→ **RECORDS PROVIDED**:
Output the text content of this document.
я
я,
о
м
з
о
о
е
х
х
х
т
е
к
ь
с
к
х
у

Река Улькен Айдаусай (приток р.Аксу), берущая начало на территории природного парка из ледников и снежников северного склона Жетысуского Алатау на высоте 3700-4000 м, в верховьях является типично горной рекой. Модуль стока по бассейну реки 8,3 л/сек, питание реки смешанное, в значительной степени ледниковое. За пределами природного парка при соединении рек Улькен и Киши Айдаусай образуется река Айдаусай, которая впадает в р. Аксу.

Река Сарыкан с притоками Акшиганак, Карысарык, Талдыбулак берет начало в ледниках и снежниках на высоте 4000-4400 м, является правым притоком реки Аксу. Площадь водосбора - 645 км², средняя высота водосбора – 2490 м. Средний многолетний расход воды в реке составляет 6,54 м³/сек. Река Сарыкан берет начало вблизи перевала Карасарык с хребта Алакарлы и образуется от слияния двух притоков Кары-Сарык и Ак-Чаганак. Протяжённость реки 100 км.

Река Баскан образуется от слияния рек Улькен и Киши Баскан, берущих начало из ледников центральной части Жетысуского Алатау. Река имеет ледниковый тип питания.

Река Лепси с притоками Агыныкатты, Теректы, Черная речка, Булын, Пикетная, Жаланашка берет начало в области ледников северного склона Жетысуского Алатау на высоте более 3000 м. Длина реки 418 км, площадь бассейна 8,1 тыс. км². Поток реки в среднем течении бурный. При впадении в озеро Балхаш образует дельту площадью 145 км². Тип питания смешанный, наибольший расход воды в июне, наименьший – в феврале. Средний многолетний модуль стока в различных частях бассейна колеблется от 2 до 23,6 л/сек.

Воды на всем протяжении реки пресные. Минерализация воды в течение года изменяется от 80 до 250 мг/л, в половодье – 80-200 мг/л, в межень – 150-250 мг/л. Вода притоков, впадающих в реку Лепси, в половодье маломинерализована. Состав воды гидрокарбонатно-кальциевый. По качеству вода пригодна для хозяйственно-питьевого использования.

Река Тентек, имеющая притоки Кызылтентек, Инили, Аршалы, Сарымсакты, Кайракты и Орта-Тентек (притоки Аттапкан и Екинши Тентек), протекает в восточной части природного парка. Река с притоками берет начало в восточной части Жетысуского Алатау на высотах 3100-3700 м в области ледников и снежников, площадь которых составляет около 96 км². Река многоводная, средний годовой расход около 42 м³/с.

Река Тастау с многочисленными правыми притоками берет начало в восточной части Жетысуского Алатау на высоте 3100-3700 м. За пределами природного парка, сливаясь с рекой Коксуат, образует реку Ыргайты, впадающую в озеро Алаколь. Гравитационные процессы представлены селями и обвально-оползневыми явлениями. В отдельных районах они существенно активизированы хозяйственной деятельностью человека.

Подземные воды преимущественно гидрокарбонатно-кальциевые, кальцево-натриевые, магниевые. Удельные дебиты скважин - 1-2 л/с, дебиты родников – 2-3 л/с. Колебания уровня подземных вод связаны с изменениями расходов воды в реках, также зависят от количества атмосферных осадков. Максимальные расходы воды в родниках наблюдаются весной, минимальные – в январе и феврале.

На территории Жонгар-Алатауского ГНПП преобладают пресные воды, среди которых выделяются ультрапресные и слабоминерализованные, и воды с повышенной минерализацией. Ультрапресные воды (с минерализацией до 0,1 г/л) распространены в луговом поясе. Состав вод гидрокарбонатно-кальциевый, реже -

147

→ **STATED PROBLEM**:
Extract every entry above as it appears.

→ **SOLUTION**:
Output the text content of this document.
я
я,
о
м
з
о
о
е
х
х
х
т
е
к
ь
с
к
х
у

Река Улькен Айдаусай (приток р.Аксу), берущая начало на территории природного парка из ледников и снежников северного склона Жетысуского Алатау на высоте 3700-4000 м, в верховьях является типично горной рекой. Модуль стока по бассейну реки 8,3 л/сек, питание реки смешанное, в значительной степени ледниковое. За пределами природного парка при соединении рек Улькен и Киши Айдаусай образуется река Айдаусай, которая впадает в р. Аксу.

Река Сарыкан с притоками Акшиганак, Карысарык, Талдыбулак берет начало в ледниках и снежниках на высоте 4000-4400 м, является правым притоком реки Аксу. Площадь водосбора - 645 км², средняя высота водосбора – 2490 м. Средний многолетний расход воды в реке составляет 6,54 м³/сек. Река Сарыкан берет начало вблизи перевала Карасарык с хребта Алакарлы и образуется от слияния двух притоков Кары-Сарык и Ак-Чаганак. Протяжённость реки 100 км.

Река Баскан образуется от слияния рек Улькен и Киши Баскан, берущих начало из ледников центральной части Жетысуского Алатау. Река имеет ледниковый тип питания.

Река Лепси с притоками Агыныкатты, Теректы, Черная речка, Булын, Пикетная, Жаланашка берет начало в области ледников северного склона Жетысуского Алатау на высоте более 3000 м. Длина реки 418 км, площадь бассейна 8,1 тыс. км². Поток реки в среднем течении бурный. При впадении в озеро Балхаш образует дельту площадью 145 км². Тип питания смешанный, наибольший расход воды в июне, наименьший – в феврале. Средний многолетний модуль стока в различных частях бассейна колеблется от 2 до 23,6 л/сек.

Воды на всем протяжении реки пресные. Минерализация воды в течение года изменяется от 80 до 250 мг/л, в половодье – 80-200 мг/л, в межень – 150-250 мг/л. Вода притоков, впадающих в реку Лепси, в половодье маломинерализована. Состав воды гидрокарбонатно-кальциевый. По качеству вода пригодна для хозяйственно-питьевого использования.

Река Тентек, имеющая притоки Кызылтентек, Инили, Аршалы, Сарымсакты, Кайракты и Орта-Тентек (притоки Аттапкан и Екинши Тентек), протекает в восточной части природного парка. Река с притоками берет начало в восточной части Жетысуского Алатау на высотах 3100-3700 м в области ледников и снежников, площадь которых составляет около 96 км². Река многоводная, средний годовой расход около 42 м³/с.

Река Тастау с многочисленными правыми притоками берет начало в восточной части Жетысуского Алатау на высоте 3100-3700 м. За пределами природного парка, сливаясь с рекой Коксуат, образует реку Ыргайты, впадающую в озеро Алаколь. Гравитационные процессы представлены селями и обвально-оползневыми явлениями. В отдельных районах они существенно активизированы хозяйственной деятельностью человека.

Подземные воды преимущественно гидрокарбонатно-кальциевые, кальцево-натриевые, магниевые. Удельные дебиты скважин - 1-2 л/с, дебиты родников – 2-3 л/с. Колебания уровня подземных вод связаны с изменениями расходов воды в реках, также зависят от количества атмосферных осадков. Максимальные расходы воды в родниках наблюдаются весной, минимальные – в январе и феврале.

На территории Жонгар-Алатауского ГНПП преобладают пресные воды, среди которых выделяются ультрапресные и слабоминерализованные, и воды с повышенной минерализацией. Ультрапресные воды (с минерализацией до 0,1 г/л) распространены в луговом поясе. Состав вод гидрокарбонатно-кальциевый, реже -

147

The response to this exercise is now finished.